___ Record list ___

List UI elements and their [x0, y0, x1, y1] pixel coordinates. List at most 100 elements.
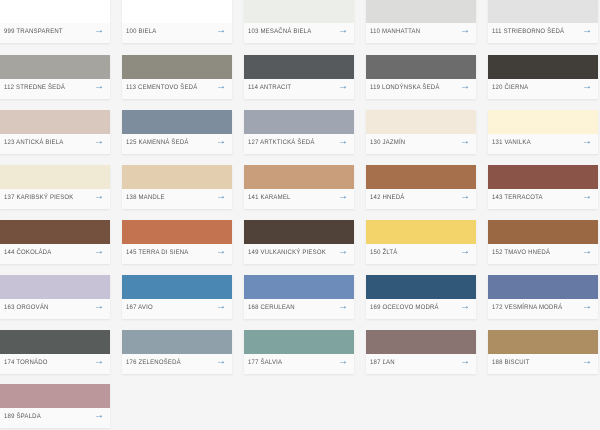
swatch-card[interactable]: 125 KAMENNÁ ŠEDÁ →: [122, 110, 232, 154]
swatch-card[interactable]: 143 TERRACOTA →: [488, 165, 598, 209]
swatch-card[interactable]: 177 ŠALVIA →: [244, 330, 354, 374]
swatch-color: [0, 55, 110, 79]
swatch-card[interactable]: 999 TRANSPARENT →: [0, 0, 110, 43]
swatch-color: [366, 165, 476, 189]
arrow-right-icon[interactable]: →: [338, 137, 348, 147]
swatch-card[interactable]: 113 CEMENTOVO ŠEDÁ →: [122, 55, 232, 99]
swatch-card[interactable]: 138 MANDLE →: [122, 165, 232, 209]
swatch-card[interactable]: 123 ANTICKÁ BIELA →: [0, 110, 110, 154]
arrow-right-icon[interactable]: →: [94, 357, 104, 367]
arrow-right-icon[interactable]: →: [582, 357, 592, 367]
arrow-right-icon[interactable]: →: [460, 357, 470, 367]
swatch-label: 144 ČOKOLÁDA: [4, 250, 52, 256]
arrow-right-icon[interactable]: →: [216, 357, 226, 367]
arrow-right-icon[interactable]: →: [338, 82, 348, 92]
swatch-card[interactable]: 168 CERULEAN →: [244, 275, 354, 319]
arrow-right-icon[interactable]: →: [460, 82, 470, 92]
swatch-color: [244, 165, 354, 189]
arrow-right-icon[interactable]: →: [338, 302, 348, 312]
swatch-card[interactable]: 100 BIELA →: [122, 0, 232, 43]
swatch-label: 110 MANHATTAN: [370, 29, 421, 35]
swatch-color: [488, 0, 598, 23]
swatch-label: 127 ARTKTICKÁ ŠEDÁ: [248, 140, 315, 146]
swatch-color: [488, 55, 598, 79]
arrow-right-icon[interactable]: →: [582, 302, 592, 312]
swatch-label: 130 JAZMÍN: [370, 140, 406, 146]
arrow-right-icon[interactable]: →: [582, 26, 592, 36]
swatch-label: 125 KAMENNÁ ŠEDÁ: [126, 140, 189, 146]
swatch-card[interactable]: 145 TERRA DI SIENA →: [122, 220, 232, 264]
swatch-card[interactable]: 131 VANILKA →: [488, 110, 598, 154]
swatch-label: 149 VULKANICKÝ PIESOK: [248, 250, 326, 256]
swatch-card[interactable]: 144 ČOKOLÁDA →: [0, 220, 110, 264]
swatch-label: 189 ŠPALDA: [4, 414, 41, 420]
arrow-right-icon[interactable]: →: [338, 247, 348, 257]
swatch-card[interactable]: 142 HNEDÁ →: [366, 165, 476, 209]
swatch-card[interactable]: 120 ČIERNA →: [488, 55, 598, 99]
arrow-right-icon[interactable]: →: [338, 26, 348, 36]
swatch-color: [366, 110, 476, 134]
swatch-card[interactable]: 174 TORNÁDO →: [0, 330, 110, 374]
swatch-card[interactable]: 103 MESAČNÁ BIELA →: [244, 0, 354, 43]
swatch-label: 111 STRIEBORNO ŠEDÁ: [492, 29, 565, 35]
swatch-card[interactable]: 176 ZELENOŠEDÁ →: [122, 330, 232, 374]
swatch-color: [122, 220, 232, 244]
swatch-card[interactable]: 137 KARIBSKÝ PIESOK →: [0, 165, 110, 209]
arrow-right-icon[interactable]: →: [94, 302, 104, 312]
swatch-color: [122, 330, 232, 354]
swatch-label: 114 ANTRACIT: [248, 85, 292, 91]
arrow-right-icon[interactable]: →: [216, 302, 226, 312]
arrow-right-icon[interactable]: →: [216, 26, 226, 36]
swatch-card[interactable]: 169 OCEĽOVO MODRÁ →: [366, 275, 476, 319]
swatch-card[interactable]: 163 ORGOVÁN →: [0, 275, 110, 319]
arrow-right-icon[interactable]: →: [582, 82, 592, 92]
swatch-card[interactable]: 127 ARTKTICKÁ ŠEDÁ →: [244, 110, 354, 154]
arrow-right-icon[interactable]: →: [460, 247, 470, 257]
arrow-right-icon[interactable]: →: [460, 26, 470, 36]
arrow-right-icon[interactable]: →: [582, 192, 592, 202]
arrow-right-icon[interactable]: →: [94, 137, 104, 147]
swatch-label: 176 ZELENOŠEDÁ: [126, 360, 181, 366]
swatch-card[interactable]: 150 ŽLTÁ →: [366, 220, 476, 264]
swatch-card[interactable]: 189 ŠPALDA →: [0, 384, 110, 428]
arrow-right-icon[interactable]: →: [216, 82, 226, 92]
arrow-right-icon[interactable]: →: [94, 192, 104, 202]
arrow-right-icon[interactable]: →: [338, 192, 348, 202]
arrow-right-icon[interactable]: →: [94, 82, 104, 92]
arrow-right-icon[interactable]: →: [460, 192, 470, 202]
swatch-color: [244, 55, 354, 79]
swatch-label: 177 ŠALVIA: [248, 360, 283, 366]
swatch-card[interactable]: 172 VESMÍRNA MODRÁ →: [488, 275, 598, 319]
swatch-color: [488, 165, 598, 189]
swatch-card[interactable]: 130 JAZMÍN →: [366, 110, 476, 154]
swatch-card[interactable]: 167 AVIO →: [122, 275, 232, 319]
swatch-label: 145 TERRA DI SIENA: [126, 250, 189, 256]
arrow-right-icon[interactable]: →: [582, 247, 592, 257]
arrow-right-icon[interactable]: →: [460, 302, 470, 312]
swatch-color: [122, 275, 232, 299]
swatch-card[interactable]: 188 BISCUIT →: [488, 330, 598, 374]
swatch-card[interactable]: 112 STREDNE ŠEDÁ →: [0, 55, 110, 99]
swatch-card[interactable]: 114 ANTRACIT →: [244, 55, 354, 99]
swatch-card[interactable]: 152 TMAVO HNEDÁ →: [488, 220, 598, 264]
arrow-right-icon[interactable]: →: [216, 247, 226, 257]
arrow-right-icon[interactable]: →: [216, 137, 226, 147]
swatch-card[interactable]: 141 KARAMEL →: [244, 165, 354, 209]
swatch-card[interactable]: 149 VULKANICKÝ PIESOK →: [244, 220, 354, 264]
swatch-label: 167 AVIO: [126, 305, 153, 311]
swatch-card[interactable]: 119 LONDÝNSKA ŠEDÁ →: [366, 55, 476, 99]
arrow-right-icon[interactable]: →: [582, 137, 592, 147]
arrow-right-icon[interactable]: →: [94, 26, 104, 36]
swatch-card[interactable]: 110 MANHATTAN →: [366, 0, 476, 43]
swatch-card[interactable]: 187 ĽAN →: [366, 330, 476, 374]
arrow-right-icon[interactable]: →: [94, 247, 104, 257]
arrow-right-icon[interactable]: →: [338, 357, 348, 367]
swatch-card[interactable]: 111 STRIEBORNO ŠEDÁ →: [488, 0, 598, 43]
swatch-label: 152 TMAVO HNEDÁ: [492, 250, 551, 256]
arrow-right-icon[interactable]: →: [94, 411, 104, 421]
arrow-right-icon[interactable]: →: [460, 137, 470, 147]
arrow-right-icon[interactable]: →: [216, 192, 226, 202]
swatch-color: [366, 275, 476, 299]
swatch-color: [244, 0, 354, 23]
swatch-label: 119 LONDÝNSKA ŠEDÁ: [370, 85, 440, 91]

___

Please extract every line of the records above that contains the word "ARTKTICKÁ".

- **Task result**:
swatch-label: 127 ARTKTICKÁ ŠEDÁ: [248, 140, 315, 146]
swatch-card[interactable]: 127 ARTKTICKÁ ŠEDÁ →: [244, 110, 354, 154]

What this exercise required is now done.